### What is required
Retype the tokensurgeon.py commit diff below in full, keeping every character, space, and line break unchanged.

### Passage shown

###

More experiments

cg123 · cg123 · commit d84402bc65f8 · 2025-03-24T12:42:15.000-07:00
diff --git a/mergekit/scripts/tokensurgeon.py b/mergekit/scripts/tokensurgeon.py
@@ -73,6 +73,13 @@ class WeightingScheme(enum.Enum):
     LEAST_SQUARES = "least_squares"
 
 
+class SubwordMethod(enum.Enum):
+    MEAN = "mean"
+    SUM = "sum"
+    WEIGHTED_MEAN = "weighted_mean"
+    FIRST_LAST = "first_last"
+
+
 def approximate_from_landmarks(
     targets: torch.Tensor,
     points: torch.Tensor,
@@ -304,7 +311,7 @@ class TokenSurgeonOptions(BaseModel):
     k: int = 8
     knn: bool = True
     cosine_similarity: bool = False
-    average: bool = True
+    subword_method: SubwordMethod = SubwordMethod.MEAN
     batch_size: Optional[int] = None
 
 
@@ -447,6 +454,7 @@ def get_out_arch_info(
 def subword_approximate(
     orig_embed: torch.Tensor,
     target_tokens: List[NormalizedToken],
+    is_lm_head: bool,
     options: TokenSurgeonOptions,
 ) -> torch.Tensor:
     res = torch.zeros(
@@ -463,10 +471,31 @@ def subword_approximate(
     for idx, token in enumerate(target_tokens):
         text = unnormalize_token(token)
         token_ids = tok_0(text, add_special_tokens=False)["input_ids"]
-        for id in token_ids:
-            res[idx] += orig_embed[id]
-        if options.average and len(token_ids) > 0:
-            res[idx] /= len(token_ids)

###

### Data extract

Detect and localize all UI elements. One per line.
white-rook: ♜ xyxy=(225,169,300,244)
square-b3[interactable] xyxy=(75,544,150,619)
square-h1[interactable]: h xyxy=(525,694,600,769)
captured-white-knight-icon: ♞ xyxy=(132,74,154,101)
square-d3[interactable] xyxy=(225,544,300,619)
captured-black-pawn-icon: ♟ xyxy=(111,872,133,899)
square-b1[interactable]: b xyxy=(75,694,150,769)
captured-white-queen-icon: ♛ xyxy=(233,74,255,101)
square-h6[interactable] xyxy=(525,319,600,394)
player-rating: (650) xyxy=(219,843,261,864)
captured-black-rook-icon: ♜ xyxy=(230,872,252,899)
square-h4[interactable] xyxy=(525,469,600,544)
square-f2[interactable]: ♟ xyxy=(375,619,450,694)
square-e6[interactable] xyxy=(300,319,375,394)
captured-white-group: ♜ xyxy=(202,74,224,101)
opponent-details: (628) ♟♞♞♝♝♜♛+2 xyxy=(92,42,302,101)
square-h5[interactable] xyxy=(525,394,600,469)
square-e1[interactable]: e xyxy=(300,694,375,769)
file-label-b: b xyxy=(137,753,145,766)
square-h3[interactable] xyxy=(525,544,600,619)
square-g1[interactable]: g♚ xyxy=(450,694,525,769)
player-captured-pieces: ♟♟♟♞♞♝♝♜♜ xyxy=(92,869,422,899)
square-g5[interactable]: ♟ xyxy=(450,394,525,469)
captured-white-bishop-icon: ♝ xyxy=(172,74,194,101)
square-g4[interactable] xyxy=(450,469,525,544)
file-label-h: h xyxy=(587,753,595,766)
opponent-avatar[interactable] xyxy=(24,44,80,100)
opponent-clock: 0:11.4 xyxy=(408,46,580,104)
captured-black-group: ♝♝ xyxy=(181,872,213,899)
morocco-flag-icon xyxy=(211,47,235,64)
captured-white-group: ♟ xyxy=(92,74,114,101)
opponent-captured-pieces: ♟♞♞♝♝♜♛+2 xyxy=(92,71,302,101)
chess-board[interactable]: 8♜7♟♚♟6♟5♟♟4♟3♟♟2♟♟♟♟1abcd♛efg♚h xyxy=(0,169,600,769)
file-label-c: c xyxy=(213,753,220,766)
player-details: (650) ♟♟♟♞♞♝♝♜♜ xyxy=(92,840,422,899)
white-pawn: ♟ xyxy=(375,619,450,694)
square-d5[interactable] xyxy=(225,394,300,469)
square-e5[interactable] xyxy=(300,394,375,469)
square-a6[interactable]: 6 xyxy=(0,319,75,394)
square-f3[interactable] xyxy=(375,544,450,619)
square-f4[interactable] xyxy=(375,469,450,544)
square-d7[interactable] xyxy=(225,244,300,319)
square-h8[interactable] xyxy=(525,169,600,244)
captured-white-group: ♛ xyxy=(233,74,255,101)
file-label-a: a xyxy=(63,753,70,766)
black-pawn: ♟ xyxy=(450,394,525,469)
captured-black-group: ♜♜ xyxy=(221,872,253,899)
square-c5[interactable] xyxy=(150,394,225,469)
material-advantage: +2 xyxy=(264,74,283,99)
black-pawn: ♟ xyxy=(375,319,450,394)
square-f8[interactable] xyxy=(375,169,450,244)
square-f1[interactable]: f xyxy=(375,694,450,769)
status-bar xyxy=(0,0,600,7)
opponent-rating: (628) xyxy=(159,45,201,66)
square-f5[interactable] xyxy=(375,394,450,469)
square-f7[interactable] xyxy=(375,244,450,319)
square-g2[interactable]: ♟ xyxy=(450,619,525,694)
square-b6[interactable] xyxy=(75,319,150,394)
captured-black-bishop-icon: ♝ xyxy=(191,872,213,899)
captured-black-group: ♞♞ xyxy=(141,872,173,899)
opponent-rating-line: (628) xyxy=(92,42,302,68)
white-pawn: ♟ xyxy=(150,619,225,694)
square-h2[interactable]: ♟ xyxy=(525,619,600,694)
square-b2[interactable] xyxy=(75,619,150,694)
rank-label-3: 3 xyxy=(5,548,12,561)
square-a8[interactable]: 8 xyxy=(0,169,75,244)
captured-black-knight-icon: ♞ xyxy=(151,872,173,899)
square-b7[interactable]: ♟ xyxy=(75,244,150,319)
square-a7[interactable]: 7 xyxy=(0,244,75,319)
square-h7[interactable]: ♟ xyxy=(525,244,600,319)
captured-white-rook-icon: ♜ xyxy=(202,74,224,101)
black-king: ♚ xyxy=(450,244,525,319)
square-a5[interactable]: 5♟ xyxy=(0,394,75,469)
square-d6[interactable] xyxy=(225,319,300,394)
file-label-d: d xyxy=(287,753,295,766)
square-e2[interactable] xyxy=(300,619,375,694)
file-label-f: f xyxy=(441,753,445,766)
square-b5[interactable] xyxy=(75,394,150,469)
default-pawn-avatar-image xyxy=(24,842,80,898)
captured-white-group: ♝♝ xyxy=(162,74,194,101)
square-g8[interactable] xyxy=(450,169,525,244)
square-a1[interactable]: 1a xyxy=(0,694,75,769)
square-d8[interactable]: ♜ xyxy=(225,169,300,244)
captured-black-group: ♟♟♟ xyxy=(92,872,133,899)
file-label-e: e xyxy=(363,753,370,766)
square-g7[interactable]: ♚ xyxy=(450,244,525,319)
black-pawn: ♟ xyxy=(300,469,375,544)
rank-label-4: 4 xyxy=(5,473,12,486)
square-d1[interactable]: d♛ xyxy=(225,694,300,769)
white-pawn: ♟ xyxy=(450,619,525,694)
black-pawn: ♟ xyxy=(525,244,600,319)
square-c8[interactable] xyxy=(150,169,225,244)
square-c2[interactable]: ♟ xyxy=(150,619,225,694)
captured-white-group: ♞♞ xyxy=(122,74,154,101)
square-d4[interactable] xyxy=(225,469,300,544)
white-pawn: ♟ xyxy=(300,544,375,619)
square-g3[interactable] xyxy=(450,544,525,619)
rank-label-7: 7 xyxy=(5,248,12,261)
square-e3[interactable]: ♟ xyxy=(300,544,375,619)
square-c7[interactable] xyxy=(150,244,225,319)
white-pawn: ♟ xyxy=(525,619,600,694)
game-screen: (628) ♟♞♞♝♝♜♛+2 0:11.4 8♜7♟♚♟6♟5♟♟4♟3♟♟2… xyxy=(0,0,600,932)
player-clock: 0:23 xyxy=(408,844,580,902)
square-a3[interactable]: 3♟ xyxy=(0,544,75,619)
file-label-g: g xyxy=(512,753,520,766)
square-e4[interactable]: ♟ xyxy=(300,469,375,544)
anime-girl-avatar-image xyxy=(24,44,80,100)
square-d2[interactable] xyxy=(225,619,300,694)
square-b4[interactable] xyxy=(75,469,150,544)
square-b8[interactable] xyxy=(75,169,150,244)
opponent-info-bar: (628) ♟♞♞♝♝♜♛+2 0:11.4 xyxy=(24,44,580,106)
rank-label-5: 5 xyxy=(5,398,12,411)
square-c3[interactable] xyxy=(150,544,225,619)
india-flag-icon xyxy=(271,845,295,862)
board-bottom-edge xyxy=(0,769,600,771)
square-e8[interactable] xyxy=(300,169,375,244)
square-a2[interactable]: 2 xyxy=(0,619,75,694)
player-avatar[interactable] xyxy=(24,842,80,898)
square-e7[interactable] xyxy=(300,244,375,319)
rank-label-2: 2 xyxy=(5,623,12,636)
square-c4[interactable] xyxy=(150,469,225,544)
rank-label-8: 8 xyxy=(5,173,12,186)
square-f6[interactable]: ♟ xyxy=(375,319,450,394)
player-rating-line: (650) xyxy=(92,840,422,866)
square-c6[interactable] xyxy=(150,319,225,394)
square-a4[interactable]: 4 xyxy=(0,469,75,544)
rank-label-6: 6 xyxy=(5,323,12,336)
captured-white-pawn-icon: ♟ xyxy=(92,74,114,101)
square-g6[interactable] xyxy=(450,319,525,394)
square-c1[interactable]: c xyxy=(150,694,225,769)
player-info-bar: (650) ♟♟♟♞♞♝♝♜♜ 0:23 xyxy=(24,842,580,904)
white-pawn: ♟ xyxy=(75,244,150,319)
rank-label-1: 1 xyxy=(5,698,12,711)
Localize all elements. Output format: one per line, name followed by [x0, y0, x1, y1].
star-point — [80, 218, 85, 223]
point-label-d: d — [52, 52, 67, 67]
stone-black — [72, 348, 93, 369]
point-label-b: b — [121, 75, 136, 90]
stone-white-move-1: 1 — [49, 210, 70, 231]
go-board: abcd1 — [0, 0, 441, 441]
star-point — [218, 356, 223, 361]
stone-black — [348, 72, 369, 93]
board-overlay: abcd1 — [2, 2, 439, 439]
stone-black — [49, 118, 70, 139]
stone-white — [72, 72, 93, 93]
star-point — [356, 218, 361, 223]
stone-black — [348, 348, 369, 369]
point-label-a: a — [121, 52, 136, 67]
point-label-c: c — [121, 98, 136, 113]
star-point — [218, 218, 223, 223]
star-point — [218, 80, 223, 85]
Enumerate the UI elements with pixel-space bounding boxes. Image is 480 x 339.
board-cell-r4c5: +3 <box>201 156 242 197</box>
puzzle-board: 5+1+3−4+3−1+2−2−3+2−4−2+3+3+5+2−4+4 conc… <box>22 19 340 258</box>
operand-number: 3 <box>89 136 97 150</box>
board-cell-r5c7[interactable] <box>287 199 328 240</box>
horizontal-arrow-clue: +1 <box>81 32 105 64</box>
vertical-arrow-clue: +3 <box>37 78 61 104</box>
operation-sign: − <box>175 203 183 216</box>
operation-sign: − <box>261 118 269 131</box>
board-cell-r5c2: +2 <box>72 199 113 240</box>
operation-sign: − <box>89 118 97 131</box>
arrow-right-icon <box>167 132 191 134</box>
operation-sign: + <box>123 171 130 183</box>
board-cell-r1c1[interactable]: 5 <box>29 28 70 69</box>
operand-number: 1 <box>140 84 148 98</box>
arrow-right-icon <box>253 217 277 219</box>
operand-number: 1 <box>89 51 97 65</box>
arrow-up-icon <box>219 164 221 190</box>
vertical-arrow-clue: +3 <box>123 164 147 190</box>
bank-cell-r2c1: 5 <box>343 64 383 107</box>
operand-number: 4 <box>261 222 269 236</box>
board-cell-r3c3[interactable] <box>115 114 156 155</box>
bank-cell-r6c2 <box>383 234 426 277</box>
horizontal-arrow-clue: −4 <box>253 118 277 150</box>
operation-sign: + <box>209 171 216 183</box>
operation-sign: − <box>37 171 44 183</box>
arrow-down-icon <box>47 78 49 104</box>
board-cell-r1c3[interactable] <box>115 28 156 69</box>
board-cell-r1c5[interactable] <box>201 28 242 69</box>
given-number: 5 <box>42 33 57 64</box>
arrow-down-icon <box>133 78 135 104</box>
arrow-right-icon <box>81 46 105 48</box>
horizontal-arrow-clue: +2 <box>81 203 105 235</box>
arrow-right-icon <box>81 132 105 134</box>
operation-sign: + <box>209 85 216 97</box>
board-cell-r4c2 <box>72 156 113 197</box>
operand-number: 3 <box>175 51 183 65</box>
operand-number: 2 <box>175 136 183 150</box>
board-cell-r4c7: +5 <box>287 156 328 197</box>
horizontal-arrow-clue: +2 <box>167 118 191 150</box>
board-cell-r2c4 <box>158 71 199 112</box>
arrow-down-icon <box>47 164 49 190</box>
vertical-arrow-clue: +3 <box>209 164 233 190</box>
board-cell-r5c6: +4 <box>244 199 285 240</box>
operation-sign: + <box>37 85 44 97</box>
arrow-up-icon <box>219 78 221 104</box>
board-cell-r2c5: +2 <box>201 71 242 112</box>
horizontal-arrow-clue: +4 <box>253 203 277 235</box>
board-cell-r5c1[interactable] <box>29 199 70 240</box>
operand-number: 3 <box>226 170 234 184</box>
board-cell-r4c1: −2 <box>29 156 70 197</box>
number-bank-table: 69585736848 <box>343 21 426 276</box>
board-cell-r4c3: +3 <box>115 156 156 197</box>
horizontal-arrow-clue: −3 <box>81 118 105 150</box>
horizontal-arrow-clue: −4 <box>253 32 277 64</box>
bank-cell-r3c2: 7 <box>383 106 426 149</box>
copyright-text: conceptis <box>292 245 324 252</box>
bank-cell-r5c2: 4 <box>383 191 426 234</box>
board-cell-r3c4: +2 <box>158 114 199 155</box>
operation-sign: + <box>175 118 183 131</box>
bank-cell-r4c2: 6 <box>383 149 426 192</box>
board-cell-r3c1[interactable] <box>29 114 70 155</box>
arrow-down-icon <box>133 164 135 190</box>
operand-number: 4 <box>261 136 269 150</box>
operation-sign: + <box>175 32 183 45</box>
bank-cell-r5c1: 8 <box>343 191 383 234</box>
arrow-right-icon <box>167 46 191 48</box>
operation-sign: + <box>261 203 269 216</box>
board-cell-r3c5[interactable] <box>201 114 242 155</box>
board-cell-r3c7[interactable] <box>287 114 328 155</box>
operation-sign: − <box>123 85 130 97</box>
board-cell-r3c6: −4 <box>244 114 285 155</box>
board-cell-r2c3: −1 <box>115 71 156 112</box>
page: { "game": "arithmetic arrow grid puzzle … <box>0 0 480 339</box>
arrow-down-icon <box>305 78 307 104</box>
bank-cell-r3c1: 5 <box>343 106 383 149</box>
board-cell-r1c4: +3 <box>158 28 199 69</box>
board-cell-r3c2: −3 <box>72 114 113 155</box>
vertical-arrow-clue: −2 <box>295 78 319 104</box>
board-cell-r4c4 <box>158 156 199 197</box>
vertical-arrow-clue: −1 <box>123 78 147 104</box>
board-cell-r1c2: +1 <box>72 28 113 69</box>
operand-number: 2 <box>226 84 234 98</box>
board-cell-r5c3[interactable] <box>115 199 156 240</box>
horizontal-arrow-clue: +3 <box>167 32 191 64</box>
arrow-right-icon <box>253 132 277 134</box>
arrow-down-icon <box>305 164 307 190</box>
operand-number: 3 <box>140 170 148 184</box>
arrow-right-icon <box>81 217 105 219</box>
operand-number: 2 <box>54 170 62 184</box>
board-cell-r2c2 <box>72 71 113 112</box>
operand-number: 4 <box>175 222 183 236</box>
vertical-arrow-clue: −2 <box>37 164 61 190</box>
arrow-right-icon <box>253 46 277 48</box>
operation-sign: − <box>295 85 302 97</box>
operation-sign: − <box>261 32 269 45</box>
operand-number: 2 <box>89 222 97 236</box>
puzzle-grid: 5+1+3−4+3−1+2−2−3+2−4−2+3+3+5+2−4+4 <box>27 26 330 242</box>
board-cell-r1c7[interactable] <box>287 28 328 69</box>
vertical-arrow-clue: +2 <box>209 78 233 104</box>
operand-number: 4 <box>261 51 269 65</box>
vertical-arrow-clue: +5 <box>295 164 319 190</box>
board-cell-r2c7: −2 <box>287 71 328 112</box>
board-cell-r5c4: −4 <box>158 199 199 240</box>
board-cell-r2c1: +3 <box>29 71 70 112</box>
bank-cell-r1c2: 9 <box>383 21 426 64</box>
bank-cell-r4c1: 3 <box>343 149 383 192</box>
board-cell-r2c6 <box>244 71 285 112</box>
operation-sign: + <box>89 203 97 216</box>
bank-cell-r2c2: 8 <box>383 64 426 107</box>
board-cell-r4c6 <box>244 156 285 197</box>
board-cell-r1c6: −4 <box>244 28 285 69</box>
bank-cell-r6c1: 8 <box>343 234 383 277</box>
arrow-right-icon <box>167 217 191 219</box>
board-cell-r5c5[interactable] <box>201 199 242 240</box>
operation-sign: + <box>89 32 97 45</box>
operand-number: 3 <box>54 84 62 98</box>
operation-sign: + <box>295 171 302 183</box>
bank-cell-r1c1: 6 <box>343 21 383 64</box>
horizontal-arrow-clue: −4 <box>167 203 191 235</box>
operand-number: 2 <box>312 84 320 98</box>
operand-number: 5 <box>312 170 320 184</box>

###

### The reply
More experiments

cg123 · cg123 · commit d84402bc65f8 · 2025-03-24T12:42:15.000-07:00
diff --git a/mergekit/scripts/tokensurgeon.py b/mergekit/scripts/tokensurgeon.py
@@ -73,6 +73,13 @@ class WeightingScheme(enum.Enum):
     LEAST_SQUARES = "least_squares"
 
 
+class SubwordMethod(enum.Enum):
+    MEAN = "mean"
+    SUM = "sum"
+    WEIGHTED_MEAN = "weighted_mean"
+    FIRST_LAST = "first_last"
+
+
 def approximate_from_landmarks(
     targets: torch.Tensor,
     points: torch.Tensor,
@@ -304,7 +311,7 @@ class TokenSurgeonOptions(BaseModel):
     k: int = 8
     knn: bool = True
     cosine_similarity: bool = False
-    average: bool = True
+    subword_method: SubwordMethod = SubwordMethod.MEAN
     batch_size: Optional[int] = None
 
 
@@ -447,6 +454,7 @@ def get_out_arch_info(
 def subword_approximate(
     orig_embed: torch.Tensor,
     target_tokens: List[NormalizedToken],
+    is_lm_head: bool,
     options: TokenSurgeonOptions,
 ) -> torch.Tensor:
     res = torch.zeros(
@@ -463,10 +471,31 @@ def subword_approximate(
     for idx, token in enumerate(target_tokens):
         text = unnormalize_token(token)
         token_ids = tok_0(text, add_special_tokens=False)["input_ids"]
-        for id in token_ids:
-            res[idx] += orig_embed[id]
-        if options.average and len(token_ids) > 0:
-            res[idx] /= len(token_ids)